- _GIVEN TEXT_:
------------
In concluding that, without Section 2241, respondent would have no judicial forum for any of his claims, the court relied on its earlier decision in Hose v. INS, 141 F.3d 932 (9th Cir. 1998) (petition for rehearing pending). In Hose, an alien ordered excluded from the United States for lack of a valid visa filed a petition for a writ of habeas corpus in district court, instead of a petition for review in the court of appeals. Id. at 933-934. The court of appeals ruled in Hose that, in Section 1252(g), Congress had withdrawn the district court's jurisdiction to hear the case-notwithstanding that Hose had attempted to invoke the court's habeas corpus jurisdiction under Section 2241-and that Hose's sole avenue for judicial review was by petition for review filed directly in the court of appeals. Id. at 935-936. The Hose panel also rejected the contention that the result in that case violated the Suspension of Habeas Corpus Clause, Art. I, § 9, Cl. 2, because, it stated, "Congress has not attempted to preclude all federal court review of orders to exclude or remove aliens. Rather it has provided a streamlined approach for consideration by the courts of appeals of claims arising from those orders and the procedures leading to them." Id. at 936.
------------
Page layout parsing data

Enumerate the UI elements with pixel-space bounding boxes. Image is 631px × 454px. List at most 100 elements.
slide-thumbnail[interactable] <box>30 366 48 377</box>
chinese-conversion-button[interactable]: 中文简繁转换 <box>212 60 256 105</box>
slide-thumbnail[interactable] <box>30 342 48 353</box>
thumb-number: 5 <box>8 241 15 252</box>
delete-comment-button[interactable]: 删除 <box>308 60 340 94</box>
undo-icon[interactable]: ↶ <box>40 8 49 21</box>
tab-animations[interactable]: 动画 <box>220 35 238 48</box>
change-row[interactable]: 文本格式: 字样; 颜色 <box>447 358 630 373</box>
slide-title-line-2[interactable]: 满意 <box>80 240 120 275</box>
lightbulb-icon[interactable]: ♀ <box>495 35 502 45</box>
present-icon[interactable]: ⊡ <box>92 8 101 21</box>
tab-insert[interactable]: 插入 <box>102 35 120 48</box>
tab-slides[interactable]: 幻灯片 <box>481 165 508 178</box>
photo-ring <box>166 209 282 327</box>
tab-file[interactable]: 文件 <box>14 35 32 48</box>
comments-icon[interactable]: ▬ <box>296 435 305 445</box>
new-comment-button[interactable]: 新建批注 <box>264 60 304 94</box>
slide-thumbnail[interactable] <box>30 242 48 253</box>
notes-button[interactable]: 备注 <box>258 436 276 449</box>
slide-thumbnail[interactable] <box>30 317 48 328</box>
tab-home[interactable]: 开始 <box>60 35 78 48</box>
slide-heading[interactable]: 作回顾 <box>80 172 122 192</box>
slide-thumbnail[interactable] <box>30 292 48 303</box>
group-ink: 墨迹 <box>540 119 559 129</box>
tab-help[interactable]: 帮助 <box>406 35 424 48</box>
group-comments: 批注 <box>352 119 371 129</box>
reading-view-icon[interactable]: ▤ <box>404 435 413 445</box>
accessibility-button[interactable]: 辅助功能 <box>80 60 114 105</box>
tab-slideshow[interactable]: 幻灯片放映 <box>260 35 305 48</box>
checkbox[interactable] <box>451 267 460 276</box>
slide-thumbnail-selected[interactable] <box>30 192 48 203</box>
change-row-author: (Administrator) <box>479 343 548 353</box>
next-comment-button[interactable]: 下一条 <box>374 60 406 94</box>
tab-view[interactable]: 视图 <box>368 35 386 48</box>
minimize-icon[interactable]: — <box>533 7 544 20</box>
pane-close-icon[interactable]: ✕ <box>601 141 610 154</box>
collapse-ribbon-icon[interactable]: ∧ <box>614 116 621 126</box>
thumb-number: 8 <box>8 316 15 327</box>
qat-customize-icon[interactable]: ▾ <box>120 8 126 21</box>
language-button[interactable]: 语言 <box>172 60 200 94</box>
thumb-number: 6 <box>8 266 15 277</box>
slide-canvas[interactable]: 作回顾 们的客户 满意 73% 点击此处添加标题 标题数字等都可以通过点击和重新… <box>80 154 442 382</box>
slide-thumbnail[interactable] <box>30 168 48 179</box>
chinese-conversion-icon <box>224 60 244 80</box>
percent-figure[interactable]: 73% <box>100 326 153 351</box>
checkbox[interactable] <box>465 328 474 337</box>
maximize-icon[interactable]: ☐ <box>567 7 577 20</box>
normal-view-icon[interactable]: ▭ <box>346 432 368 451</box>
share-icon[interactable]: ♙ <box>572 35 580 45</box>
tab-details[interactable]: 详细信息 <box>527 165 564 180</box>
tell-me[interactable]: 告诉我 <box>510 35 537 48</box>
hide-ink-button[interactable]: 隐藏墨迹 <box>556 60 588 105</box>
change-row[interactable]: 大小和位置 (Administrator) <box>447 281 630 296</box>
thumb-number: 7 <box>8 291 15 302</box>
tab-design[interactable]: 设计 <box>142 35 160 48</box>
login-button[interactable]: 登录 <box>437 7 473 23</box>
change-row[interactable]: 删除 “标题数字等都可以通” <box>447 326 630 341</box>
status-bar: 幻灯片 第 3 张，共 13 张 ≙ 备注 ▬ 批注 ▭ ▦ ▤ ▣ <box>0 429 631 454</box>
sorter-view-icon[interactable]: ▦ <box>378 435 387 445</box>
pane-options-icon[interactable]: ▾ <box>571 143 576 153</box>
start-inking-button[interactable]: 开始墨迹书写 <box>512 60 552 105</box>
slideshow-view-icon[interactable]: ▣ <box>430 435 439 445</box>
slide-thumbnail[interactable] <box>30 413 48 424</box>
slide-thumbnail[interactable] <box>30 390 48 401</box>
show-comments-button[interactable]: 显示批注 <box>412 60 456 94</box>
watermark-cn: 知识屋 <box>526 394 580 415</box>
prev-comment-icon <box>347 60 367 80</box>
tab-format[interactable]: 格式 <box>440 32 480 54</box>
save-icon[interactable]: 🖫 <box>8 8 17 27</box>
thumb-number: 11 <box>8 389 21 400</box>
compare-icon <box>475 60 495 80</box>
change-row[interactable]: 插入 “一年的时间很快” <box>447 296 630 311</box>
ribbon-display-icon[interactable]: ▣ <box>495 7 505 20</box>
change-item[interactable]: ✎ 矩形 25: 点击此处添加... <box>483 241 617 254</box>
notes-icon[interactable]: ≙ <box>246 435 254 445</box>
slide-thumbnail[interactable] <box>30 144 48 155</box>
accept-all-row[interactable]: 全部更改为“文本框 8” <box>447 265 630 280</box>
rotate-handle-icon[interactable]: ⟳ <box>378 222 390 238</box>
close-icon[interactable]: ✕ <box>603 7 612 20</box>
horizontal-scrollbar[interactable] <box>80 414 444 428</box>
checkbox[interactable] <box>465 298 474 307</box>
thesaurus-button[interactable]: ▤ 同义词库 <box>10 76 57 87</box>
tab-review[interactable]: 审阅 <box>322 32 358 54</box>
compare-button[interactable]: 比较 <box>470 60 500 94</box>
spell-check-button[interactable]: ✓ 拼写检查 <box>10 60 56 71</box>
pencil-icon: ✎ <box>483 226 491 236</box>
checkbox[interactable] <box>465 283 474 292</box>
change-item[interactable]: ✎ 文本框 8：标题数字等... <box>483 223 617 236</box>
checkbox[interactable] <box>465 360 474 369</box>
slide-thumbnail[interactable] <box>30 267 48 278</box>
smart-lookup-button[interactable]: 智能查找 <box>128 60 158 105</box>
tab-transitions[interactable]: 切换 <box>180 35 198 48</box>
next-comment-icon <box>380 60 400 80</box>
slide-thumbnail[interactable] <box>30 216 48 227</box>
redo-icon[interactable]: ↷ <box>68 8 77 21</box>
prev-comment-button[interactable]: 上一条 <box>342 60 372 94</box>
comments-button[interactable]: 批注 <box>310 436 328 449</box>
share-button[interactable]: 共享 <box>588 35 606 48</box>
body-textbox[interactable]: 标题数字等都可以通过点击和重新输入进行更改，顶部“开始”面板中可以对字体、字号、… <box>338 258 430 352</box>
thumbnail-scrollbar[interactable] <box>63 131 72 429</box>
------------
- _EXERCISE REQUIREMENTS_:
**A.** List every statutory or constitutional provision cited in the passage on Hose v. INS.
**B.** Carry the passage on Hose v. INS further, beginning after its final sentence.
The records are separate material with no connection to the passage on Hose v. INS.

- _RESPONSES_:
**A.** Section 2241; Section 1252(g); the Suspension of Habeas Corpus Clause, Art. I, § 9, Cl. 2

**B.**
The panel in this case stated that respondent's habeas petition "arises under polar opposite conditions" from those in Hose, because (it believed) respondent had raised colorable constitutional claims but had no judicial avenue, save habeas corpus, in which to present them: Section 309(c)(4)(G) of IIRIRA, it concluded, closes the court of appeals, and Section 1252(g) closes the district court. App. 11a. "In short, if we apply [Section 1252(g)] as construed by Hose to [respondent], he has no means of judicial review." Ibid. (footnote omitted).
The court then considered whether that result would violate the Suspension of Habeas Corpus Clause. After reviewing the history of habeas corpus in the immigration context (App. 13a-17a),6 the court concluded that "the answer must plainly be in the affirmative" because "elimination of all judicial review of executive detention violates the Constitution." App. 19a.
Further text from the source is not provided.